Dataset listings of figures
== == ==

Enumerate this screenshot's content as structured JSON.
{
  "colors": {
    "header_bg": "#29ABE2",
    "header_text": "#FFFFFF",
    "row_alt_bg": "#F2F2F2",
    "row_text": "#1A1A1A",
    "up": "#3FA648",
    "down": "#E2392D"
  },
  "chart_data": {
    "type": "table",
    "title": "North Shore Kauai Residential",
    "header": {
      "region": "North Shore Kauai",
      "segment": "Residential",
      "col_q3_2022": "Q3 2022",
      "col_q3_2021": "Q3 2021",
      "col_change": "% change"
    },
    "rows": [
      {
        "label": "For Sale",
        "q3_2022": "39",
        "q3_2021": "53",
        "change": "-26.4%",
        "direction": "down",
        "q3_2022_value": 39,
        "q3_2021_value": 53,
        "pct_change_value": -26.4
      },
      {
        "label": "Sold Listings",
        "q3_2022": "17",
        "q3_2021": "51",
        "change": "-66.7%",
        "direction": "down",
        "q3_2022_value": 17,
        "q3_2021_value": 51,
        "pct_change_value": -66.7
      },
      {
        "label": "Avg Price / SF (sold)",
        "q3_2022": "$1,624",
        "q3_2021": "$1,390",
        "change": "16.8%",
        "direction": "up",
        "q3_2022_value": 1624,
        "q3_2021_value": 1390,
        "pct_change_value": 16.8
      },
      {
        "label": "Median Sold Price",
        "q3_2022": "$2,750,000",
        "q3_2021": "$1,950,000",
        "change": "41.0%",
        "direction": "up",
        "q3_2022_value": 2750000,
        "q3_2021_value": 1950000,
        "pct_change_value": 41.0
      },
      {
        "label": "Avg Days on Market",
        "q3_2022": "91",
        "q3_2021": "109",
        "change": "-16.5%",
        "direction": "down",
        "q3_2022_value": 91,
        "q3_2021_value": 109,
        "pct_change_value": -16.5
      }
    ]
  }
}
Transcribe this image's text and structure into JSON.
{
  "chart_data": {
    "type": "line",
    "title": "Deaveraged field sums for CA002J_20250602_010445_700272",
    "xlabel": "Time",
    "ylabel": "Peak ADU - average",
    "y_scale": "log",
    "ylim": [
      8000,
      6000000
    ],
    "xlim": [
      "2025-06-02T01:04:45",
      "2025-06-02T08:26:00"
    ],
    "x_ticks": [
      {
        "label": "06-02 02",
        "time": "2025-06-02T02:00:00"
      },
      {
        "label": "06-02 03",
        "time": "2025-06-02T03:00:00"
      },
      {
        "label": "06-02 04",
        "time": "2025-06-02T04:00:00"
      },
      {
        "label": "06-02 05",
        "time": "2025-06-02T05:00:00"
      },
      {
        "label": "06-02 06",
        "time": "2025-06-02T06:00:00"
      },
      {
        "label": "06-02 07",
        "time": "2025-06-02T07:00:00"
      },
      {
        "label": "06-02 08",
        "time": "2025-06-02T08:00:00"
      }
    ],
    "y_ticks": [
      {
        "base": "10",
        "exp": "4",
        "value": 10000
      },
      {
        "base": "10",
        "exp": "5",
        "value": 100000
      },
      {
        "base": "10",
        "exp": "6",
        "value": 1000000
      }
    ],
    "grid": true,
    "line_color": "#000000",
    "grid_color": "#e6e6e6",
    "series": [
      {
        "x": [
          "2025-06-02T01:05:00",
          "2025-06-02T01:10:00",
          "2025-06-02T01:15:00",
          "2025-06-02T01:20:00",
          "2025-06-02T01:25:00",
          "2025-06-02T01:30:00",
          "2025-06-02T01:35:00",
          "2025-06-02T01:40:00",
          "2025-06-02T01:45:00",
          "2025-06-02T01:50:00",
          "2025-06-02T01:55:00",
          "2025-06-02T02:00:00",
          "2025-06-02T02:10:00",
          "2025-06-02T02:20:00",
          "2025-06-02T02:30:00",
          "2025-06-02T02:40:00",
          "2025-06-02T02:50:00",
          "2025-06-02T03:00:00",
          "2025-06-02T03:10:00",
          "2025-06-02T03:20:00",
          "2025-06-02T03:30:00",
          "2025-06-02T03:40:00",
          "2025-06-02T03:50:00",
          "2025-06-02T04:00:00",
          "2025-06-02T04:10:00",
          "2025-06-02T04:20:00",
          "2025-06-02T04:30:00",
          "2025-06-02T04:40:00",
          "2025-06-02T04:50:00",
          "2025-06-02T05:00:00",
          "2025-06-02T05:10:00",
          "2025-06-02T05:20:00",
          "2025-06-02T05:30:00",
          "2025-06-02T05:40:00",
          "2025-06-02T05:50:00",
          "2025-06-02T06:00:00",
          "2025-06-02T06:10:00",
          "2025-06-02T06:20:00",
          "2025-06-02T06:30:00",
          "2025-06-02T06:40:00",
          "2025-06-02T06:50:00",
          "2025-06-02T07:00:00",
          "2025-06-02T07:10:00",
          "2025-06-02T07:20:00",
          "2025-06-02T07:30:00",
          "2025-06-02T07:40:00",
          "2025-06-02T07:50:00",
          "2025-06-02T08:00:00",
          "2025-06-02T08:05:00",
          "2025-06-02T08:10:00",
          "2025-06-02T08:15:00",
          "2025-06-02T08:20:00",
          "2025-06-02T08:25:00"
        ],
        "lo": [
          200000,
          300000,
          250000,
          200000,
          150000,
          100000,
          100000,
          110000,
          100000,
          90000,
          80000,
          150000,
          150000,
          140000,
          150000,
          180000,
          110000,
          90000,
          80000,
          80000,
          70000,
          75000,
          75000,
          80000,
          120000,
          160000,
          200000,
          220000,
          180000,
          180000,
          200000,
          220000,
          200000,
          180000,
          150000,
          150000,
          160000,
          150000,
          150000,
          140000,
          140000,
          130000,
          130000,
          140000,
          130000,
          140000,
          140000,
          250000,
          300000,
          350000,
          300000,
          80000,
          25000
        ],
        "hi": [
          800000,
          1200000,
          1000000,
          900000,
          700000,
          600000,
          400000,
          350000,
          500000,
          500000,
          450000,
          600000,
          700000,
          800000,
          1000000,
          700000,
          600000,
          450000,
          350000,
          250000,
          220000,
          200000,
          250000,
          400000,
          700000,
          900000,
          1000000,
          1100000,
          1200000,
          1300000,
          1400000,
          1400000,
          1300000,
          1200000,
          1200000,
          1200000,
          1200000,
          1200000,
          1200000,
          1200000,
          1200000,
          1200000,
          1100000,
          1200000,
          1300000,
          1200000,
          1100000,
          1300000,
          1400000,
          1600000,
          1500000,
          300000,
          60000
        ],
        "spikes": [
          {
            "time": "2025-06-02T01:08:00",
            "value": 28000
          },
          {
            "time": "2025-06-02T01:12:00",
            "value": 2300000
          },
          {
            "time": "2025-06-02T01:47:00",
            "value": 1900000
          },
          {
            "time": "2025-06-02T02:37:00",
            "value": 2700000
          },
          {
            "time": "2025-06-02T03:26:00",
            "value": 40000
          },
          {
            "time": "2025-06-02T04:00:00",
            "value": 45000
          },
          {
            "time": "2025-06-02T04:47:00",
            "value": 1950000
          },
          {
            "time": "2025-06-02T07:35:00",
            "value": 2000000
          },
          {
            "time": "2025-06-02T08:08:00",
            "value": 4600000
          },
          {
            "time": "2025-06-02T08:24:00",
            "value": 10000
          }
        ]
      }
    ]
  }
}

== == ==

Stated goal |
Extract all lines as given.

Right answer |
Enumerate this screenshot's content as structured JSON.
{
  "colors": {
    "header_bg": "#29ABE2",
    "header_text": "#FFFFFF",
    "row_alt_bg": "#F2F2F2",
    "row_text": "#1A1A1A",
    "up": "#3FA648",
    "down": "#E2392D"
  },
  "chart_data": {
    "type": "table",
    "title": "North Shore Kauai Residential",
    "header": {
      "region": "North Shore Kauai",
      "segment": "Residential",
      "col_q3_2022": "Q3 2022",
      "col_q3_2021": "Q3 2021",
      "col_change": "% change"
    },
    "rows": [
      {
        "label": "For Sale",
        "q3_2022": "39",
        "q3_2021": "53",
        "change": "-26.4%",
        "direction": "down",
        "q3_2022_value": 39,
        "q3_2021_value": 53,
        "pct_change_value": -26.4
      },
      {
        "label": "Sold Listings",
        "q3_2022": "17",
        "q3_2021": "51",
        "change": "-66.7%",
        "direction": "down",
        "q3_2022_value": 17,
        "q3_2021_value": 51,
        "pct_change_value": -66.7
      },
      {
        "label": "Avg Price / SF (sold)",
        "q3_2022": "$1,624",
        "q3_2021": "$1,390",
        "change": "16.8%",
        "direction": "up",
        "q3_2022_value": 1624,
        "q3_2021_value": 1390,
        "pct_change_value": 16.8
      },
      {
        "label": "Median Sold Price",
        "q3_2022": "$2,750,000",
        "q3_2021": "$1,950,000",
        "change": "41.0%",
        "direction": "up",
        "q3_2022_value": 2750000,
        "q3_2021_value": 1950000,
        "pct_change_value": 41.0
      },
      {
        "label": "Avg Days on Market",
        "q3_2022": "91",
        "q3_2021": "109",
        "change": "-16.5%",
        "direction": "down",
        "q3_2022_value": 91,
        "q3_2021_value": 109,
        "pct_change_value": -16.5
      }
    ]
  }
}
Transcribe this image's text and structure into JSON.
{
  "chart_data": {
    "type": "line",
    "title": "Deaveraged field sums for CA002J_20250602_010445_700272",
    "xlabel": "Time",
    "ylabel": "Peak ADU - average",
    "y_scale": "log",
    "ylim": [
      8000,
      6000000
    ],
    "xlim": [
      "2025-06-02T01:04:45",
      "2025-06-02T08:26:00"
    ],
    "x_ticks": [
      {
        "label": "06-02 02",
        "time": "2025-06-02T02:00:00"
      },
      {
        "label": "06-02 03",
        "time": "2025-06-02T03:00:00"
      },
      {
        "label": "06-02 04",
        "time": "2025-06-02T04:00:00"
      },
      {
        "label": "06-02 05",
        "time": "2025-06-02T05:00:00"
      },
      {
        "label": "06-02 06",
        "time": "2025-06-02T06:00:00"
      },
      {
        "label": "06-02 07",
        "time": "2025-06-02T07:00:00"
      },
      {
        "label": "06-02 08",
        "time": "2025-06-02T08:00:00"
      }
    ],
    "y_ticks": [
      {
        "base": "10",
        "exp": "4",
        "value": 10000
      },
      {
        "base": "10",
        "exp": "5",
        "value": 100000
      },
      {
        "base": "10",
        "exp": "6",
        "value": 1000000
      }
    ],
    "grid": true,
    "line_color": "#000000",
    "grid_color": "#e6e6e6",
    "series": [
      {
        "x": [
          "2025-06-02T01:05:00",
          "2025-06-02T01:10:00",
          "2025-06-02T01:15:00",
          "2025-06-02T01:20:00",
          "2025-06-02T01:25:00",
          "2025-06-02T01:30:00",
          "2025-06-02T01:35:00",
          "2025-06-02T01:40:00",
          "2025-06-02T01:45:00",
          "2025-06-02T01:50:00",
          "2025-06-02T01:55:00",
          "2025-06-02T02:00:00",
          "2025-06-02T02:10:00",
          "2025-06-02T02:20:00",
          "2025-06-02T02:30:00",
          "2025-06-02T02:40:00",
          "2025-06-02T02:50:00",
          "2025-06-02T03:00:00",
          "2025-06-02T03:10:00",
          "2025-06-02T03:20:00",
          "2025-06-02T03:30:00",
          "2025-06-02T03:40:00",
          "2025-06-02T03:50:00",
          "2025-06-02T04:00:00",
          "2025-06-02T04:10:00",
          "2025-06-02T04:20:00",
          "2025-06-02T04:30:00",
          "2025-06-02T04:40:00",
          "2025-06-02T04:50:00",
          "2025-06-02T05:00:00",
          "2025-06-02T05:10:00",
          "2025-06-02T05:20:00",
          "2025-06-02T05:30:00",
          "2025-06-02T05:40:00",
          "2025-06-02T05:50:00",
          "2025-06-02T06:00:00",
          "2025-06-02T06:10:00",
          "2025-06-02T06:20:00",
          "2025-06-02T06:30:00",
          "2025-06-02T06:40:00",
          "2025-06-02T06:50:00",
          "2025-06-02T07:00:00",
          "2025-06-02T07:10:00",
          "2025-06-02T07:20:00",
          "2025-06-02T07:30:00",
          "2025-06-02T07:40:00",
          "2025-06-02T07:50:00",
          "2025-06-02T08:00:00",
          "2025-06-02T08:05:00",
          "2025-06-02T08:10:00",
          "2025-06-02T08:15:00",
          "2025-06-02T08:20:00",
          "2025-06-02T08:25:00"
        ],
        "lo": [
          200000,
          300000,
          250000,
          200000,
          150000,
          100000,
          100000,
          110000,
          100000,
          90000,
          80000,
          150000,
          150000,
          140000,
          150000,
          180000,
          110000,
          90000,
          80000,
          80000,
          70000,
          75000,
          75000,
          80000,
          120000,
          160000,
          200000,
          220000,
          180000,
          180000,
          200000,
          220000,
          200000,
          180000,
          150000,
          150000,
          160000,
          150000,
          150000,
          140000,
          140000,
          130000,
          130000,
          140000,
          130000,
          140000,
          140000,
          250000,
          300000,
          350000,
          300000,
          80000,
          25000
        ],
        "hi": [
          800000,
          1200000,
          1000000,
          900000,
          700000,
          600000,
          400000,
          350000,
          500000,
          500000,
          450000,
          600000,
          700000,
          800000,
          1000000,
          700000,
          600000,
          450000,
          350000,
          250000,
          220000,
          200000,
          250000,
          400000,
          700000,
          900000,
          1000000,
          1100000,
          1200000,
          1300000,
          1400000,
          1400000,
          1300000,
          1200000,
          1200000,
          1200000,
          1200000,
          1200000,
          1200000,
          1200000,
          1200000,
          1200000,
          1100000,
          1200000,
          1300000,
          1200000,
          1100000,
          1300000,
          1400000,
          1600000,
          1500000,
          300000,
          60000
        ],
        "spikes": [
          {
            "time": "2025-06-02T01:08:00",
            "value": 28000
          },
          {
            "time": "2025-06-02T01:12:00",
            "value": 2300000
          },
          {
            "time": "2025-06-02T01:47:00",
            "value": 1900000
          },
          {
            "time": "2025-06-02T02:37:00",
            "value": 2700000
          },
          {
            "time": "2025-06-02T03:26:00",
            "value": 40000
          },
          {
            "time": "2025-06-02T04:00:00",
            "value": 45000
          },
          {
            "time": "2025-06-02T04:47:00",
            "value": 1950000
          },
          {
            "time": "2025-06-02T07:35:00",
            "value": 2000000
          },
          {
            "time": "2025-06-02T08:08:00",
            "value": 4600000
          },
          {
            "time": "2025-06-02T08:24:00",
            "value": 10000
          }
        ]
      }
    ]
  }
}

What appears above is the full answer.